Write out the whole listing, matching it exactly.
════════
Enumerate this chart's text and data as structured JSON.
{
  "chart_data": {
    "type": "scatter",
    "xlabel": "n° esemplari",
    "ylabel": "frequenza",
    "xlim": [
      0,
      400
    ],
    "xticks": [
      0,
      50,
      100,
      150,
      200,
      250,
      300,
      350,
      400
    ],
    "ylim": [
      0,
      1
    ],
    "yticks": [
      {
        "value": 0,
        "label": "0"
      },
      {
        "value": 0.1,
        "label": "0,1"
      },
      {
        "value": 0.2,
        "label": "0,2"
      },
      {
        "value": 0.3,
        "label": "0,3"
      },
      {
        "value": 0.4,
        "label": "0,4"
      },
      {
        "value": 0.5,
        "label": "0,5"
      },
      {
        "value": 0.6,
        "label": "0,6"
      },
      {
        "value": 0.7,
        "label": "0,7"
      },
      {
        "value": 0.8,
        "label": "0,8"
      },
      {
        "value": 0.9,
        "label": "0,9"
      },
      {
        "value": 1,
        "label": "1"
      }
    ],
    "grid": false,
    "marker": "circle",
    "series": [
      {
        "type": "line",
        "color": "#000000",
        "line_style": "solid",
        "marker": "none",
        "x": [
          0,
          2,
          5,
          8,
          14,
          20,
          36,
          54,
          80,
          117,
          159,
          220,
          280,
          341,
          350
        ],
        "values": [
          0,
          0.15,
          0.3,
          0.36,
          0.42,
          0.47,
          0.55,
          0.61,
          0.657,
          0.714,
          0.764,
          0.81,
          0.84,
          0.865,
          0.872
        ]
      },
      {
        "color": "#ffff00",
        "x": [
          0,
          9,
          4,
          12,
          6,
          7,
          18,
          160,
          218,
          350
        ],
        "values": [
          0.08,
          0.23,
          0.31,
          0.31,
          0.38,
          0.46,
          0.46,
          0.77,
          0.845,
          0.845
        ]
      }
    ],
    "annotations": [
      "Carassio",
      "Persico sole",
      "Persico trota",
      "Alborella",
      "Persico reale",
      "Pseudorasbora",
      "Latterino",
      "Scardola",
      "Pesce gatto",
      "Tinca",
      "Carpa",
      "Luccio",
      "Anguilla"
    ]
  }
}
════════
EXERCISE OUTPUT:
Enumerate this chart's text and data as structured JSON.
{
  "chart_data": {
    "type": "scatter",
    "xlabel": "n° esemplari",
    "ylabel": "frequenza",
    "xlim": [
      0,
      400
    ],
    "xticks": [
      0,
      50,
      100,
      150,
      200,
      250,
      300,
      350,
      400
    ],
    "ylim": [
      0,
      1
    ],
    "yticks": [
      {
        "value": 0,
        "label": "0"
      },
      {
        "value": 0.1,
        "label": "0,1"
      },
      {
        "value": 0.2,
        "label": "0,2"
      },
      {
        "value": 0.3,
        "label": "0,3"
      },
      {
        "value": 0.4,
        "label": "0,4"
      },
      {
        "value": 0.5,
        "label": "0,5"
      },
      {
        "value": 0.6,
        "label": "0,6"
      },
      {
        "value": 0.7,
        "label": "0,7"
      },
      {
        "value": 0.8,
        "label": "0,8"
      },
      {
        "value": 0.9,
        "label": "0,9"
      },
      {
        "value": 1,
        "label": "1"
      }
    ],
    "grid": false,
    "marker": "circle",
    "series": [
      {
        "type": "line",
        "color": "#000000",
        "line_style": "solid",
        "marker": "none",
        "x": [
          0,
          2,
          5,
          8,
          14,
          20,
          36,
          54,
          80,
          117,
          159,
          220,
          280,
          341,
          350
        ],
        "values": [
          0,
          0.15,
          0.3,
          0.36,
          0.42,
          0.47,
          0.55,
          0.61,
          0.657,
          0.714,
          0.764,
          0.81,
          0.84,
          0.865,
          0.872
        ]
      },
      {
        "color": "#ffff00",
        "x": [
          0,
          9,
          4,
          12,
          6,
          7,
          18,
          160,
          218,
          350
        ],
        "values": [
          0.08,
          0.23,
          0.31,
          0.31,
          0.38,
          0.46,
          0.46,
          0.77,
          0.845,
          0.845
        ]
      }
    ],
    "annotations": [
      "Carassio",
      "Persico sole",
      "Persico trota",
      "Alborella",
      "Persico reale",
      "Pseudorasbora",
      "Latterino",
      "Scardola",
      "Pesce gatto",
      "Tinca",
      "Carpa",
      "Luccio",
      "Anguilla"
    ]
  }
}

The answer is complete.